● Instructions for the task
Copy the following lines without changing anything.

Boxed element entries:

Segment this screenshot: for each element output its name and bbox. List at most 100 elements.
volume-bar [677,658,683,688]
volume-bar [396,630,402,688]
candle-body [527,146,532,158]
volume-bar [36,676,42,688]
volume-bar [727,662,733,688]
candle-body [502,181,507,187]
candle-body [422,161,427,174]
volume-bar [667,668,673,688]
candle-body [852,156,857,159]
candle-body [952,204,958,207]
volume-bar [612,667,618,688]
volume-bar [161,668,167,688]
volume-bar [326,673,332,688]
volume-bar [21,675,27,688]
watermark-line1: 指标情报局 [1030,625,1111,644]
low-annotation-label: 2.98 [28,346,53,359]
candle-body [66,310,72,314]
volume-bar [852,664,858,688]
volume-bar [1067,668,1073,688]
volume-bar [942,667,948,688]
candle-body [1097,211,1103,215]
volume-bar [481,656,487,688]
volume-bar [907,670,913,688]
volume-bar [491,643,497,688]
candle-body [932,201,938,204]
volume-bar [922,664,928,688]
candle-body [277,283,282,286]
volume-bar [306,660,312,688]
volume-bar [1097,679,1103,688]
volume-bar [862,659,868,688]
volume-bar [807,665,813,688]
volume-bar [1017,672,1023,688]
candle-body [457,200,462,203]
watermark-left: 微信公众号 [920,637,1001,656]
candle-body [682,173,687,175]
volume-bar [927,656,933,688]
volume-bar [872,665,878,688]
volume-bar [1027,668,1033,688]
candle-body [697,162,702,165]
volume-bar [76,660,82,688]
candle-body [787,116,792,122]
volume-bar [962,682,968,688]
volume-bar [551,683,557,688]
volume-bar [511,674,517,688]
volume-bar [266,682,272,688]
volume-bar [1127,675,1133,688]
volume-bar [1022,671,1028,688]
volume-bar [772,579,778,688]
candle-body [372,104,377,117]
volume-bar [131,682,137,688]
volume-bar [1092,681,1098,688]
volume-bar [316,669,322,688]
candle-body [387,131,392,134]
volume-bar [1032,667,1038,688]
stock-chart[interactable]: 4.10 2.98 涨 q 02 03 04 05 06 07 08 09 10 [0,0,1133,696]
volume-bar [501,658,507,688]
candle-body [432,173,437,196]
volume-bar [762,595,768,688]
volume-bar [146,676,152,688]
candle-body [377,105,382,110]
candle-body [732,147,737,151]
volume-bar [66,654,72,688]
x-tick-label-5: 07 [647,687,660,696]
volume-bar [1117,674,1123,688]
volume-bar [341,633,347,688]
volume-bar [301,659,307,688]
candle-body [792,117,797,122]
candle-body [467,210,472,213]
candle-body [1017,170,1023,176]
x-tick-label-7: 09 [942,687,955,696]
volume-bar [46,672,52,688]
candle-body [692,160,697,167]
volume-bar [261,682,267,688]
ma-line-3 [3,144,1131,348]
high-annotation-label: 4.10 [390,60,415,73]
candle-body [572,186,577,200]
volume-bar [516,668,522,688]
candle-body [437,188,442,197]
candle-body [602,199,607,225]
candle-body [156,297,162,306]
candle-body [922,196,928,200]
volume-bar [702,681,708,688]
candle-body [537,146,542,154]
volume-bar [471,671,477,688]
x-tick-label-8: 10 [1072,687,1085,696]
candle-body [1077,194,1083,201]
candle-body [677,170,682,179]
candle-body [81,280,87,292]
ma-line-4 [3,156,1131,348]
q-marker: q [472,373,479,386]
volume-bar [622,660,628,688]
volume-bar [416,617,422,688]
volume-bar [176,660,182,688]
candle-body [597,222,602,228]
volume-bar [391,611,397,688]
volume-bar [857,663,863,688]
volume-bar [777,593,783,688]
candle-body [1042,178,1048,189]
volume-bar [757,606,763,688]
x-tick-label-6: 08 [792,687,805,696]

● Completed exercise
Segment this screenshot: for each element output its name and bbox. List at most 100 elements.
volume-bar [677,658,683,688]
volume-bar [396,630,402,688]
candle-body [527,146,532,158]
volume-bar [36,676,42,688]
volume-bar [727,662,733,688]
candle-body [502,181,507,187]
candle-body [422,161,427,174]
volume-bar [667,668,673,688]
candle-body [852,156,857,159]
candle-body [952,204,958,207]
volume-bar [612,667,618,688]
volume-bar [161,668,167,688]
volume-bar [326,673,332,688]
volume-bar [21,675,27,688]
watermark-line1: 指标情报局 [1030,625,1111,644]
low-annotation-label: 2.98 [28,346,53,359]
candle-body [66,310,72,314]
volume-bar [852,664,858,688]
volume-bar [1067,668,1073,688]
volume-bar [942,667,948,688]
candle-body [1097,211,1103,215]
volume-bar [481,656,487,688]
volume-bar [907,670,913,688]
volume-bar [491,643,497,688]
candle-body [932,201,938,204]
volume-bar [922,664,928,688]
candle-body [277,283,282,286]
volume-bar [306,660,312,688]
volume-bar [1097,679,1103,688]
volume-bar [862,659,868,688]
volume-bar [807,665,813,688]
volume-bar [1017,672,1023,688]
candle-body [457,200,462,203]
watermark-left: 微信公众号 [920,637,1001,656]
candle-body [682,173,687,175]
volume-bar [927,656,933,688]
volume-bar [872,665,878,688]
volume-bar [1027,668,1033,688]
candle-body [697,162,702,165]
volume-bar [76,660,82,688]
candle-body [787,116,792,122]
volume-bar [962,682,968,688]
volume-bar [551,683,557,688]
volume-bar [511,674,517,688]
volume-bar [266,682,272,688]
volume-bar [1127,675,1133,688]
volume-bar [1022,671,1028,688]
volume-bar [772,579,778,688]
candle-body [372,104,377,117]
volume-bar [131,682,137,688]
volume-bar [1092,681,1098,688]
volume-bar [316,669,322,688]
candle-body [387,131,392,134]
volume-bar [1032,667,1038,688]
stock-chart[interactable]: 4.10 2.98 涨 q 02 03 04 05 06 07 08 09 10 [0,0,1133,696]
volume-bar [501,658,507,688]
candle-body [432,173,437,196]
volume-bar [762,595,768,688]
volume-bar [146,676,152,688]
candle-body [377,105,382,110]
candle-body [732,147,737,151]
volume-bar [66,654,72,688]
x-tick-label-5: 07 [647,687,660,696]
volume-bar [1117,674,1123,688]
volume-bar [341,633,347,688]
volume-bar [301,659,307,688]
candle-body [792,117,797,122]
candle-body [467,210,472,213]
candle-body [1017,170,1023,176]
x-tick-label-7: 09 [942,687,955,696]
volume-bar [46,672,52,688]
candle-body [692,160,697,167]
volume-bar [261,682,267,688]
ma-line-3 [3,144,1131,348]
high-annotation-label: 4.10 [390,60,415,73]
candle-body [572,186,577,200]
volume-bar [516,668,522,688]
candle-body [437,188,442,197]
candle-body [602,199,607,225]
candle-body [156,297,162,306]
candle-body [922,196,928,200]
volume-bar [702,681,708,688]
candle-body [537,146,542,154]
volume-bar [471,671,477,688]
x-tick-label-8: 10 [1072,687,1085,696]
candle-body [1077,194,1083,201]
candle-body [677,170,682,179]
candle-body [81,280,87,292]
ma-line-4 [3,156,1131,348]
q-marker: q [472,373,479,386]
volume-bar [622,660,628,688]
volume-bar [416,617,422,688]
volume-bar [176,660,182,688]
candle-body [597,222,602,228]
volume-bar [391,611,397,688]
volume-bar [857,663,863,688]
volume-bar [777,593,783,688]
candle-body [1042,178,1048,189]
volume-bar [757,606,763,688]
x-tick-label-6: 08 [792,687,805,696]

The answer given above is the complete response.